### Problem to work on
Give only the number of lines in the records below that contain the word "base".
┏━━
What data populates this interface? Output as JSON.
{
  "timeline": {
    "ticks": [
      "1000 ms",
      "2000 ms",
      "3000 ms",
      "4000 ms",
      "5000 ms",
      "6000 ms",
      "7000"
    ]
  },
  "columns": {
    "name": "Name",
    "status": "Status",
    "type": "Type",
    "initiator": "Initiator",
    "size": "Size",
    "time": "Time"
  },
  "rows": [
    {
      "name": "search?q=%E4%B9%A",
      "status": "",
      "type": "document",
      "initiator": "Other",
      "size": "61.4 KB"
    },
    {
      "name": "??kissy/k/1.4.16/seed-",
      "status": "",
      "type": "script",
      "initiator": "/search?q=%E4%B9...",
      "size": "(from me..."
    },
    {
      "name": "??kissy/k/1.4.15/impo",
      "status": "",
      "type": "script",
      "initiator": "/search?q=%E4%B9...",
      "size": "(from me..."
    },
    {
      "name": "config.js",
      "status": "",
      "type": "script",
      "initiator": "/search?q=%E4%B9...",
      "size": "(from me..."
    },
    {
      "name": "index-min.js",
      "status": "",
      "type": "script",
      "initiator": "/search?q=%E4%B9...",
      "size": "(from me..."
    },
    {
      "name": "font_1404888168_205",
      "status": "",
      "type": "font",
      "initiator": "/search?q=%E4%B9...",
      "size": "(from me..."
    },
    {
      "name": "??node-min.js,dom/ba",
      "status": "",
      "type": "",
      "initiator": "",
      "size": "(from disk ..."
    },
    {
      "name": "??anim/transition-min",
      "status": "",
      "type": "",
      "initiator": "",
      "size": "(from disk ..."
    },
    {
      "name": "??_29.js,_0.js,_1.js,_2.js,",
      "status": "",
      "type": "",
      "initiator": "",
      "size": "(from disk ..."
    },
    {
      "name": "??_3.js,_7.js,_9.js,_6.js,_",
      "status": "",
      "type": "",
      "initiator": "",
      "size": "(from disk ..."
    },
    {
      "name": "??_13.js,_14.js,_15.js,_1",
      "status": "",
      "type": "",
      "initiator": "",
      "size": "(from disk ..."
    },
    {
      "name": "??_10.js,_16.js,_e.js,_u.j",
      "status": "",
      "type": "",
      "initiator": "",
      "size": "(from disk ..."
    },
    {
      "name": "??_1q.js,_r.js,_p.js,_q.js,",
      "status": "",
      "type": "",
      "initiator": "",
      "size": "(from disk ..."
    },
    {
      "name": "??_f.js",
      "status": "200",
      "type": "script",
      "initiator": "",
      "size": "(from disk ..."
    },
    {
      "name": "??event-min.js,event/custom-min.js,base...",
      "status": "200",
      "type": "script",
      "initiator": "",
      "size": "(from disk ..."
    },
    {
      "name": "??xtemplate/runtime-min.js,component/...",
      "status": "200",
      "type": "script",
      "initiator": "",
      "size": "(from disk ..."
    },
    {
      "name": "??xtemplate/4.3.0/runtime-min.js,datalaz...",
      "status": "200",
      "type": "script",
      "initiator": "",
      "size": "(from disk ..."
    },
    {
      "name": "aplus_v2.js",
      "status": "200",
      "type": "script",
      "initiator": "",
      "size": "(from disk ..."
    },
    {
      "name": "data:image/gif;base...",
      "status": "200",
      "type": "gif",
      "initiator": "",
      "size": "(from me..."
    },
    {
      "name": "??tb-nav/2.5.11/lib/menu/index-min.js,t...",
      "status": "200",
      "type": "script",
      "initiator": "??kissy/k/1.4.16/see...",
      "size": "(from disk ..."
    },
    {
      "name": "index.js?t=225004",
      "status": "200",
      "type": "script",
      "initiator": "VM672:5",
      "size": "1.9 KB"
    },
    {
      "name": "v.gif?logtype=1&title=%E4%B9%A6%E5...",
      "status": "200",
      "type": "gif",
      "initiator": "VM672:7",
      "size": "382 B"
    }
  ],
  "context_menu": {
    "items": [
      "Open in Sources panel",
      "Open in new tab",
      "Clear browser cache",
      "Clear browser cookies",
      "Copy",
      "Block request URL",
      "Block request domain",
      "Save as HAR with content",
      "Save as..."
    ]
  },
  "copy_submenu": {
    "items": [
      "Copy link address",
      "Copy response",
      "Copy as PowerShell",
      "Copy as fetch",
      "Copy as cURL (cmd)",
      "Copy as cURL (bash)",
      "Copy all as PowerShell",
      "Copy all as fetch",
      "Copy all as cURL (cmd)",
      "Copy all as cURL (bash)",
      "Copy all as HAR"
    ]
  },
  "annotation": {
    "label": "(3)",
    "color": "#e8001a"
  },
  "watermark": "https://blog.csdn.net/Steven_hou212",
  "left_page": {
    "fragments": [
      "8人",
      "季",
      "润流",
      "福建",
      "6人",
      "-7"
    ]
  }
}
┗━━
### Written reply
2